How many of the lines contain the string "Trade"? Give the number, with no other words.

========

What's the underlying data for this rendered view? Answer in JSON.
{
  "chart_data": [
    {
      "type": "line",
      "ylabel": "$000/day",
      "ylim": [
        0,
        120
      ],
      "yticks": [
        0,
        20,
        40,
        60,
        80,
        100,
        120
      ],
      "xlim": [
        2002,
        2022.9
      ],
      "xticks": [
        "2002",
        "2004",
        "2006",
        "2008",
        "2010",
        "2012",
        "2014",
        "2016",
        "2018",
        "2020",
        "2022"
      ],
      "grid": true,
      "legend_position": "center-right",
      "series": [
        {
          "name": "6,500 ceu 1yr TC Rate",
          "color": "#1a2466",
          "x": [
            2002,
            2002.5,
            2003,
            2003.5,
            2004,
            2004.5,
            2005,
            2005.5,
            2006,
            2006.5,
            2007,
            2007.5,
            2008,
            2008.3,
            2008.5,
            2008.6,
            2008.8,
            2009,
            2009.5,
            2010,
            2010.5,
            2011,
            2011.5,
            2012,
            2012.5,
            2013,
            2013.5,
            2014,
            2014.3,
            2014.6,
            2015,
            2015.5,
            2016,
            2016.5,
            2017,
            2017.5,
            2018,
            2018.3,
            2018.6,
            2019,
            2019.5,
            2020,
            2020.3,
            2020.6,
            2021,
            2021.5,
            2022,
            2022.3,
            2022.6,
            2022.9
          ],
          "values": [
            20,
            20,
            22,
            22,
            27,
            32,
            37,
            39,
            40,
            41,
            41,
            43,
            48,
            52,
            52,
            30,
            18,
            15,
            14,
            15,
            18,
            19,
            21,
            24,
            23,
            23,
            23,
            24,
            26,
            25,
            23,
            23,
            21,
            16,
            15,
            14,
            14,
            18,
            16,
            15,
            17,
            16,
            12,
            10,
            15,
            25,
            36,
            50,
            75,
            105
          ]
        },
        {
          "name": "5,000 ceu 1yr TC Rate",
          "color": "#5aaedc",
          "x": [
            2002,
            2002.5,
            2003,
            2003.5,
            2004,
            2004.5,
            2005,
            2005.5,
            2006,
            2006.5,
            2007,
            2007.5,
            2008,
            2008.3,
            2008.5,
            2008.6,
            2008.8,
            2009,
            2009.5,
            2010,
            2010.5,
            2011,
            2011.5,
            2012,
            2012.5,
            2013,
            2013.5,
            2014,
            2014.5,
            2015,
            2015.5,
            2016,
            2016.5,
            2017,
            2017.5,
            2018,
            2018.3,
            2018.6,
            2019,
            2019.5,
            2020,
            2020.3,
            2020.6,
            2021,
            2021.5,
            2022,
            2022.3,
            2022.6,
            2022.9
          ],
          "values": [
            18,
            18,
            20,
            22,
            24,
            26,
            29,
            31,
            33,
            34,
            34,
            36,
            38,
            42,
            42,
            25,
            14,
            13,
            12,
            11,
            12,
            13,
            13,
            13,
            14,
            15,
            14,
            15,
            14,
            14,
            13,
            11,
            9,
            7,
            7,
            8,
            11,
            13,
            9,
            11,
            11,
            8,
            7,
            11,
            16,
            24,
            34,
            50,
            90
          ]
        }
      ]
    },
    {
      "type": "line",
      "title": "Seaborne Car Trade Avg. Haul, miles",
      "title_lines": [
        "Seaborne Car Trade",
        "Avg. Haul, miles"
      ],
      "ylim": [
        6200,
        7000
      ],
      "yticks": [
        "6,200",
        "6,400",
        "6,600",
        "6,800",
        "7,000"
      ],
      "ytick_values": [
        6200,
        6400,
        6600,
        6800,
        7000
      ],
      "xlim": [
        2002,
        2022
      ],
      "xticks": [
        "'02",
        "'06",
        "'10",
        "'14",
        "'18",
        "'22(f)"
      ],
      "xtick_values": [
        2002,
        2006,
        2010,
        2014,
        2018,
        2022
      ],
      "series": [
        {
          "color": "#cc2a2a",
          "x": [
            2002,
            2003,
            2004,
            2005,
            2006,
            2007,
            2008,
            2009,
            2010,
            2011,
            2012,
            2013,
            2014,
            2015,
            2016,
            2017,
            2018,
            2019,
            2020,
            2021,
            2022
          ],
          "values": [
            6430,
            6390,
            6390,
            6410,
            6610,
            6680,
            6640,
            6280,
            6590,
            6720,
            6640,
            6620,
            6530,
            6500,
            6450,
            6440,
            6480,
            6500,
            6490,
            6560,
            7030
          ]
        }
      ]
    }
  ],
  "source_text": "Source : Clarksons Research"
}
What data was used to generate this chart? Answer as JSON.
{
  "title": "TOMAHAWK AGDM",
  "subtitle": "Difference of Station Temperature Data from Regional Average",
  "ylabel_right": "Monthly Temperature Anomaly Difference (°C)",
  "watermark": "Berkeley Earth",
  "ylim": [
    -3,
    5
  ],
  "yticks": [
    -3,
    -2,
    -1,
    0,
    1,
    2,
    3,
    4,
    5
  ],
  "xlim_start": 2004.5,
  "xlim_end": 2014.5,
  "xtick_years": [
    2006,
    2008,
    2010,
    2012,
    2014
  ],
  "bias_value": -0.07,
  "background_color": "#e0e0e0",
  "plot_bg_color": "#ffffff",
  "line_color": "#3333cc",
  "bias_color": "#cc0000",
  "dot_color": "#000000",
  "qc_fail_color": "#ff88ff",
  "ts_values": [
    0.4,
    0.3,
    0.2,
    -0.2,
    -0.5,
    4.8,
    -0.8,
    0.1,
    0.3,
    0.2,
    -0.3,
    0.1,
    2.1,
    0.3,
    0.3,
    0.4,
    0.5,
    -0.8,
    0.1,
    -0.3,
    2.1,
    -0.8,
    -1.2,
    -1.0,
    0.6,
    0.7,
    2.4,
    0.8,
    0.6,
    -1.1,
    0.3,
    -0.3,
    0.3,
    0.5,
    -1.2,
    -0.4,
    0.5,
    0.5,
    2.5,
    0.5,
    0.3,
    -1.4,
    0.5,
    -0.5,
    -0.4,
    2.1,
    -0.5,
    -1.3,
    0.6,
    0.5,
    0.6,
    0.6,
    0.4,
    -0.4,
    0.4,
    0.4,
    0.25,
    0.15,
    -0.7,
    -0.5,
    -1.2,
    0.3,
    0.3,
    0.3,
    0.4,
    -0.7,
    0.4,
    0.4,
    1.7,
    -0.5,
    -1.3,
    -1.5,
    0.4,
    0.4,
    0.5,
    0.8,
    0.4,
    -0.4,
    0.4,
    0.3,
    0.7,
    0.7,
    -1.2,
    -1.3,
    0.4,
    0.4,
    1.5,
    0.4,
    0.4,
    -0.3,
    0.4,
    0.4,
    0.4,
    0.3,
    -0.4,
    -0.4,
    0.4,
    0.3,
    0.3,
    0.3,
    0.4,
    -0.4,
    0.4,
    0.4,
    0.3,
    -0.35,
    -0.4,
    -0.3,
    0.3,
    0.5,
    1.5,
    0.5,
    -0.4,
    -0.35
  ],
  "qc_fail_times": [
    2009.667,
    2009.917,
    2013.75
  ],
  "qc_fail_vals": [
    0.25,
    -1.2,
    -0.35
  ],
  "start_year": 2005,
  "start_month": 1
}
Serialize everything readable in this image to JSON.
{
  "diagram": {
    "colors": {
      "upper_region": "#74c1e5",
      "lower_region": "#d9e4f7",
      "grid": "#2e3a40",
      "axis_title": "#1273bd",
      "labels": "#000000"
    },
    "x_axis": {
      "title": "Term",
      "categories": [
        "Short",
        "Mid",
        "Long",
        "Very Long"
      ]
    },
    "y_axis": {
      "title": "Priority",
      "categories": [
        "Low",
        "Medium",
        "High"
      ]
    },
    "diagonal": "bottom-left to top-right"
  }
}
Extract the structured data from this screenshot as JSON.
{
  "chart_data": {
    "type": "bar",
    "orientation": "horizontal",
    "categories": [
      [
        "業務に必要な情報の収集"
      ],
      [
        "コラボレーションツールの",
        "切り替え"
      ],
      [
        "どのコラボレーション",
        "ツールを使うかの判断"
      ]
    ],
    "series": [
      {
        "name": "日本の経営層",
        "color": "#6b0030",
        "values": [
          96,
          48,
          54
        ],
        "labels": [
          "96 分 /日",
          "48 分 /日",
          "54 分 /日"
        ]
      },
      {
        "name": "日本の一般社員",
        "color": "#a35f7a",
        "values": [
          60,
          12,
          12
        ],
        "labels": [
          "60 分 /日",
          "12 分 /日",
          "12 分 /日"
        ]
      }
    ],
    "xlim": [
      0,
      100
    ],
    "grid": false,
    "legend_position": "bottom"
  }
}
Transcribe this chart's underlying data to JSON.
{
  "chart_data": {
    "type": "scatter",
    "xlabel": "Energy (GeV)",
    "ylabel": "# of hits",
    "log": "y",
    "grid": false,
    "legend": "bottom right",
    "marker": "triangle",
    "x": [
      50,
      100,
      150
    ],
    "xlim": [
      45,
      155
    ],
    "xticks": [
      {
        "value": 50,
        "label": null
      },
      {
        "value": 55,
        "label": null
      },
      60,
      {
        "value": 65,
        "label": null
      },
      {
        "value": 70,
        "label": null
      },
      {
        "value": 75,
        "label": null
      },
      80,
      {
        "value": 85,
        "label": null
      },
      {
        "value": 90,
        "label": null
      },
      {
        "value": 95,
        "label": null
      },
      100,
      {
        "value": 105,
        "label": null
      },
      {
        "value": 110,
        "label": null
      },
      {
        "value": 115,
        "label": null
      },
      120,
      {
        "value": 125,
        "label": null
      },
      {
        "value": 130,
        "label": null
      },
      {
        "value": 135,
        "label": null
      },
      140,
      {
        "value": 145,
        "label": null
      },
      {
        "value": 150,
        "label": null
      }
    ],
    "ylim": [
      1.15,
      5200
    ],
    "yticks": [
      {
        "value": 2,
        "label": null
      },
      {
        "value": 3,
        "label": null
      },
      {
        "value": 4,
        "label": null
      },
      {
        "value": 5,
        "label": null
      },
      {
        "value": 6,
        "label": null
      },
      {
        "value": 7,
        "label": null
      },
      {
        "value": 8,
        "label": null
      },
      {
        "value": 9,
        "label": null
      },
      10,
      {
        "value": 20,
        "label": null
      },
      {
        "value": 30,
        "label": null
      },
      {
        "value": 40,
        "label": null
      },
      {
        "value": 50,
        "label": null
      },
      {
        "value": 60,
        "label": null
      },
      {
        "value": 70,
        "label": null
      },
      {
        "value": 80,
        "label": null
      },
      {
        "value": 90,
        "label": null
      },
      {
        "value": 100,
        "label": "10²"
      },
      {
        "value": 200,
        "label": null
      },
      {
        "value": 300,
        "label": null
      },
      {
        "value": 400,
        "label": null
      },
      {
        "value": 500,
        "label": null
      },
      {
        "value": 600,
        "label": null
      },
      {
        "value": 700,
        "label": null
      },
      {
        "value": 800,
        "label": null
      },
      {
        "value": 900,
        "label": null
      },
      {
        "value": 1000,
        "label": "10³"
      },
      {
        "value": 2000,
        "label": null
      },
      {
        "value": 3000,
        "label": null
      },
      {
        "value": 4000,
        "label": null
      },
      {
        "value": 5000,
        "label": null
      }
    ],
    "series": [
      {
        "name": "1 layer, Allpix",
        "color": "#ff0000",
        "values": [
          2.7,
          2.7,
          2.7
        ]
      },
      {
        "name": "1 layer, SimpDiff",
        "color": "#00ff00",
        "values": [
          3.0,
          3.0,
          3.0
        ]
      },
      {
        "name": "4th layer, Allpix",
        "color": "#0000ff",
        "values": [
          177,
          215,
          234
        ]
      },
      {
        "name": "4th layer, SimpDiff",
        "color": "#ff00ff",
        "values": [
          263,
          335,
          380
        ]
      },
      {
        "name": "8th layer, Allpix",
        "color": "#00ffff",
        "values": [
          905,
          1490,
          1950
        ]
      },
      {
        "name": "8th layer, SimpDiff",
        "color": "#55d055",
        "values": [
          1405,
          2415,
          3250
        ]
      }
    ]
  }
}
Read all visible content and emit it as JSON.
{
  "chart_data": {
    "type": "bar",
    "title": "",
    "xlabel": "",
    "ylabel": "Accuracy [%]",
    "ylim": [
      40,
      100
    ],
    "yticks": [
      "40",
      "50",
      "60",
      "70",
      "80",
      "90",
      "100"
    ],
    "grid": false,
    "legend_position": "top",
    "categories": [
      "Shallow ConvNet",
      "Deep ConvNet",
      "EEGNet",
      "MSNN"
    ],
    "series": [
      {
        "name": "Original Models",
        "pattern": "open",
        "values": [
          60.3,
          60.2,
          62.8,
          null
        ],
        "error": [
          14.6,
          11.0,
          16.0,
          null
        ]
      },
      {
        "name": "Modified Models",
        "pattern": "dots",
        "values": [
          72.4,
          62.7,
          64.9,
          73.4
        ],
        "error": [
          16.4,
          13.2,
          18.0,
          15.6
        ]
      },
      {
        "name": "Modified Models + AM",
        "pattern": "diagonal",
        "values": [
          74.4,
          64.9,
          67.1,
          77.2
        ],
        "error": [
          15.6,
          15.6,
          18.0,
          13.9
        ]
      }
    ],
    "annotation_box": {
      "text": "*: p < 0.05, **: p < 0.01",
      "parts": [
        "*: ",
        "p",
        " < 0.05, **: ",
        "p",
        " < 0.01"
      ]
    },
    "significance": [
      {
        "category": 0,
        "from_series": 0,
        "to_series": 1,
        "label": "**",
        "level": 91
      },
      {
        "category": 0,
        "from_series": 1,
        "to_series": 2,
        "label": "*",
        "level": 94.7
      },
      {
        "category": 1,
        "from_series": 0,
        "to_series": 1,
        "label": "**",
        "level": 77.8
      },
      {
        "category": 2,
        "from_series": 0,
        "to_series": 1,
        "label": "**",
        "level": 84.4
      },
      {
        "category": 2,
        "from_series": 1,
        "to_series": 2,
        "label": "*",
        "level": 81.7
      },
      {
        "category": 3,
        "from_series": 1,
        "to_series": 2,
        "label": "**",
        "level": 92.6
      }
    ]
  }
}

========

● Result for this exercise
2